(Records from a collection)
#####
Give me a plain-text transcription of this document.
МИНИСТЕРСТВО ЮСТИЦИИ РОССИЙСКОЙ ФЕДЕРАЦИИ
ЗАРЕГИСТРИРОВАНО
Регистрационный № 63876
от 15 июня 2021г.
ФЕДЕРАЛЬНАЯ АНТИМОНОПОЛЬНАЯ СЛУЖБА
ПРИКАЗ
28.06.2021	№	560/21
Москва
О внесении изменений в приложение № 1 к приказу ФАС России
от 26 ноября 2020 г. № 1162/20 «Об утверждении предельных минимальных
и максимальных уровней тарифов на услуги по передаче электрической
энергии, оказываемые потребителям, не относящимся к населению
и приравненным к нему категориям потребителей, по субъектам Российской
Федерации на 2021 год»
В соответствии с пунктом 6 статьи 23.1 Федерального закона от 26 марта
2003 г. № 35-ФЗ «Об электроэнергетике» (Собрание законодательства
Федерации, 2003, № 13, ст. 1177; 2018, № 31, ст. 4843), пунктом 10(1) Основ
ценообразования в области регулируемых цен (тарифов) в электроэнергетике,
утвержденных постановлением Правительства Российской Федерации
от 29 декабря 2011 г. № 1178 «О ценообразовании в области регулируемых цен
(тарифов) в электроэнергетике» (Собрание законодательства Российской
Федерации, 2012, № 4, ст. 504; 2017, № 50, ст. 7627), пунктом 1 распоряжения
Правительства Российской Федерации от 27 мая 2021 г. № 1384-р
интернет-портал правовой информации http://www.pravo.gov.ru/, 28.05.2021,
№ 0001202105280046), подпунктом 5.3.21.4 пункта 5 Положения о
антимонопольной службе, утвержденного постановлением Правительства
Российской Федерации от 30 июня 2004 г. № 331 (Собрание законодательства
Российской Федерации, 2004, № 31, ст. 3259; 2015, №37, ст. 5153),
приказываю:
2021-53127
#####
■ **WHAT YOU HAVE TO DO**: Copy all lines in the listing above where the string "тарифов" appears.

■ **ANSWER TO THIS EXERCISE**:
и максимальных уровней тарифов на услуги по передаче электрической
ценообразования в области регулируемых цен (тарифов) в электроэнергетике,
(тарифов) в электроэнергетике» (Собрание законодательства Российской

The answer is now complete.